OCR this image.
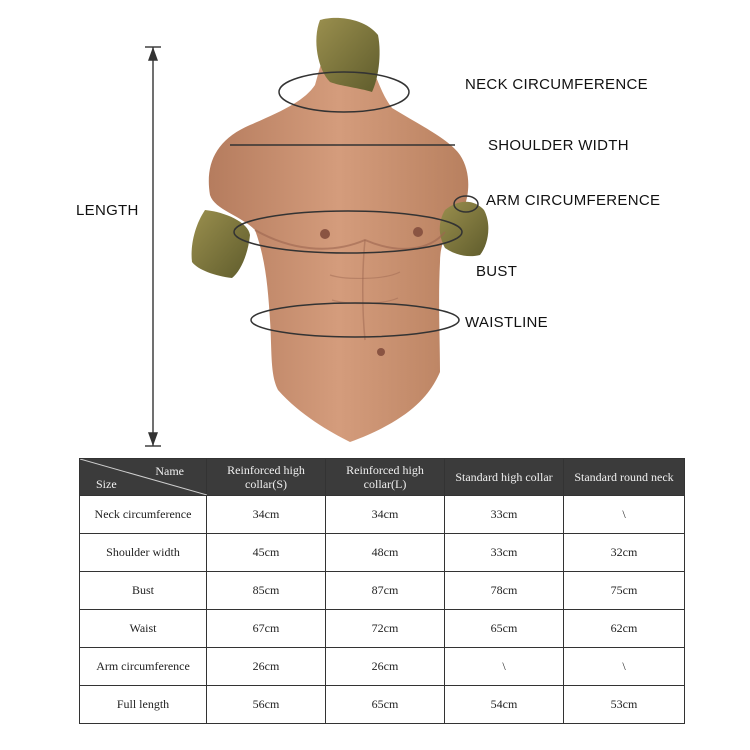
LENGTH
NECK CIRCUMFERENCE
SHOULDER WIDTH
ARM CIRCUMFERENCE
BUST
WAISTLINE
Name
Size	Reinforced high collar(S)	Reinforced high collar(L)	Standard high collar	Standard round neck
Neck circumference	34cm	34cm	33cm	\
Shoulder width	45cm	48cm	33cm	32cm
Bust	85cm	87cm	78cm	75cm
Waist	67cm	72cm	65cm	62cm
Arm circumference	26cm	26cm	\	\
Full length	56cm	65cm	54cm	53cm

================================

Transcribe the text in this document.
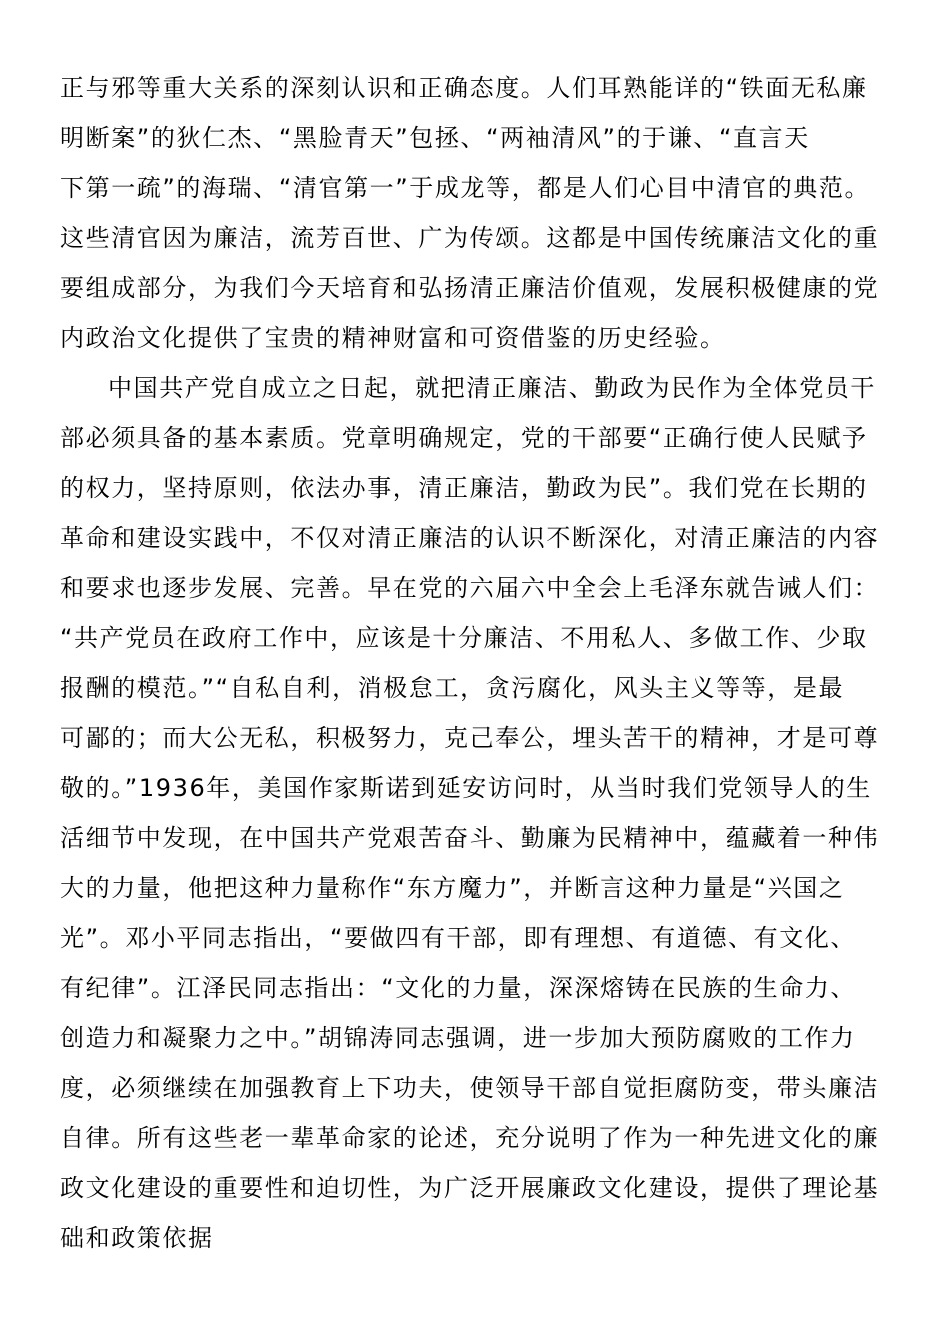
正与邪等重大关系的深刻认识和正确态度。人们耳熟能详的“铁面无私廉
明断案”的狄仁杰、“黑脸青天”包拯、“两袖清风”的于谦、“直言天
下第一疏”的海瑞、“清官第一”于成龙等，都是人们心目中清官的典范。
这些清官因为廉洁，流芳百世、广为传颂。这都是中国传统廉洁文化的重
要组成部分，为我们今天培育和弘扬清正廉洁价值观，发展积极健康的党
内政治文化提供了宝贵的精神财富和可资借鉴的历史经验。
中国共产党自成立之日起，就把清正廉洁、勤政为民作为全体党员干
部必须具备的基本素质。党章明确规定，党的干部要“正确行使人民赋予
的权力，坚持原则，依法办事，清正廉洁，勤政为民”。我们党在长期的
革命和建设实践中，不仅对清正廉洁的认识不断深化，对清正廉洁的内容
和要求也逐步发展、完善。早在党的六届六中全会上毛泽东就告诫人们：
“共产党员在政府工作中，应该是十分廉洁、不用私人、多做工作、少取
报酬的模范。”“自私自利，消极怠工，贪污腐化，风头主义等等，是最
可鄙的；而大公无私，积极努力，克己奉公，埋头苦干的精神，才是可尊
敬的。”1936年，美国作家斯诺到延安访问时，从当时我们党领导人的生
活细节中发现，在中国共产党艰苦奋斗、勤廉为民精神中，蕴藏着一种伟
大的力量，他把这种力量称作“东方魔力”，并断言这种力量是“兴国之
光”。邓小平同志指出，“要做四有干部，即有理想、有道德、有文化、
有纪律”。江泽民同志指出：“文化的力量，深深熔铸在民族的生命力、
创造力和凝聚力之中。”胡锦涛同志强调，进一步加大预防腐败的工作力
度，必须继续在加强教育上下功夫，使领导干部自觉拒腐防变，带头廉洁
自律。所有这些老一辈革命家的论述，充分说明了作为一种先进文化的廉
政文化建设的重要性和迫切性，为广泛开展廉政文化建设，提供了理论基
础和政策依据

================================

» EXERCISE DETAILS: Scan the lines for the string "this". Pick out every line that has it.

» CORRECT OUTPUT:
OCR this image.
Transcribe the text in this document.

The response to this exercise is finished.